[SHORT TASK]
Please set down all the lines beneath this one exactly, without the pictures.

[AVAILABLE DATA]

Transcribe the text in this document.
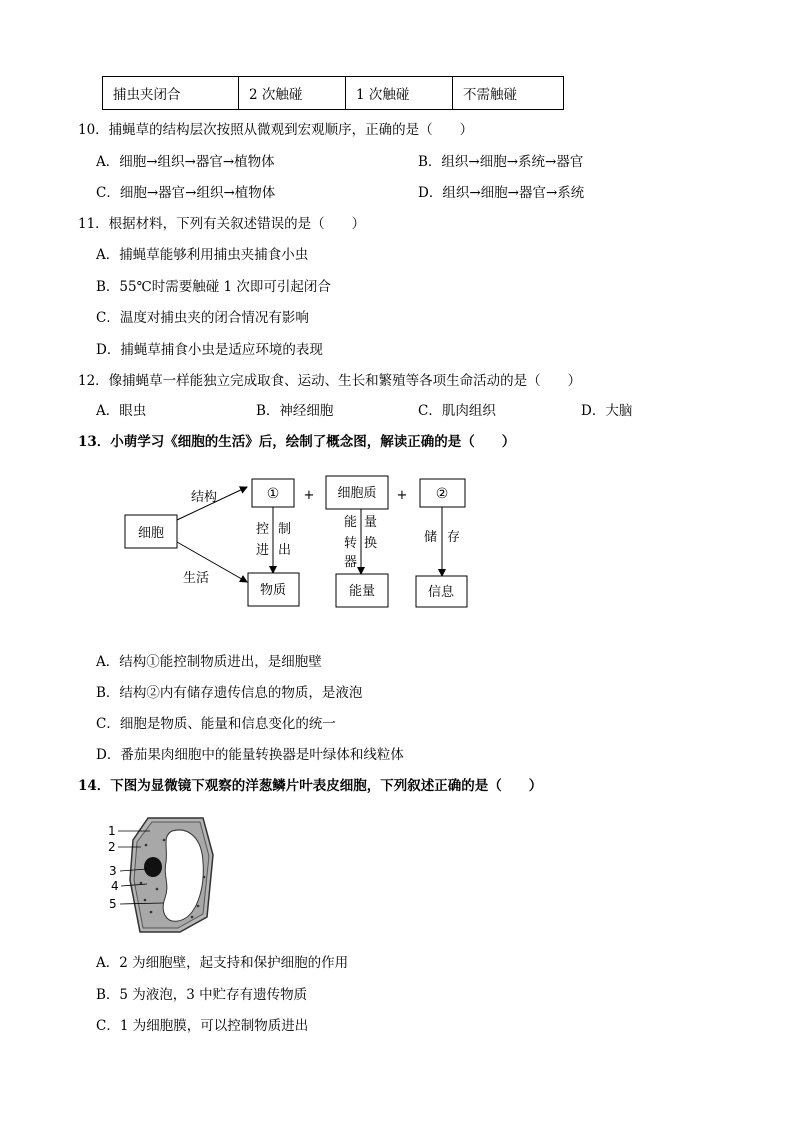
捕虫夹闭合	2 次触碰	1 次触碰	不需触碰
10．捕蝇草的结构层次按照从微观到宏观顺序，正确的是（　　）
A．细胞→组织→器官→植物体	B．组织→细胞→系统→器官
C．细胞→器官→组织→植物体	D．组织→细胞→器官→系统
11．根据材料，下列有关叙述错误的是（　　）
A．捕蝇草能够利用捕虫夹捕食小虫
B．55℃时需要触碰 1 次即可引起闭合
C．温度对捕虫夹的闭合情况有影响
D．捕蝇草捕食小虫是适应环境的表现
12．像捕蝇草一样能独立完成取食、运动、生长和繁殖等各项生命活动的是（　　）
A．眼虫	B．神经细胞	C．肌肉组织	D．大脑
13．小萌学习《细胞的生活》后，绘制了概念图，解读正确的是（　　）
细胞
结构
生活
① + 细胞质 + ②
控 制
进 出
能 量
转 换
器
储 存
物质	能量	信息
1
2
3
4
5
A．结构①能控制物质进出，是细胞壁
B．结构②内有储存遗传信息的物质，是液泡
C．细胞是物质、能量和信息变化的统一
D．番茄果肉细胞中的能量转换器是叶绿体和线粒体
14．下图为显微镜下观察的洋葱鳞片叶表皮细胞，下列叙述正确的是（　　）
A．2 为细胞壁，起支持和保护细胞的作用
B．5 为液泡，3 中贮存有遗传物质
C．1 为细胞膜，可以控制物质进出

[RESULT FOR THIS EXERCISE]
Transcribe the text in this document.
捕虫夹闭合	2 次触碰	1 次触碰	不需触碰
10．捕蝇草的结构层次按照从微观到宏观顺序，正确的是（　　）
A．细胞→组织→器官→植物体	B．组织→细胞→系统→器官
C．细胞→器官→组织→植物体	D．组织→细胞→器官→系统
11．根据材料，下列有关叙述错误的是（　　）
A．捕蝇草能够利用捕虫夹捕食小虫
B．55℃时需要触碰 1 次即可引起闭合
C．温度对捕虫夹的闭合情况有影响
D．捕蝇草捕食小虫是适应环境的表现
12．像捕蝇草一样能独立完成取食、运动、生长和繁殖等各项生命活动的是（　　）
A．眼虫	B．神经细胞	C．肌肉组织	D．大脑
13．小萌学习《细胞的生活》后，绘制了概念图，解读正确的是（　　）
细胞
结构
生活
① + 细胞质 + ②
控 制
进 出
能 量
转 换
器
储 存
物质	能量	信息
1
2
3
4
5
A．结构①能控制物质进出，是细胞壁
B．结构②内有储存遗传信息的物质，是液泡
C．细胞是物质、能量和信息变化的统一
D．番茄果肉细胞中的能量转换器是叶绿体和线粒体
14．下图为显微镜下观察的洋葱鳞片叶表皮细胞，下列叙述正确的是（　　）
A．2 为细胞壁，起支持和保护细胞的作用
B．5 为液泡，3 中贮存有遗传物质
C．1 为细胞膜，可以控制物质进出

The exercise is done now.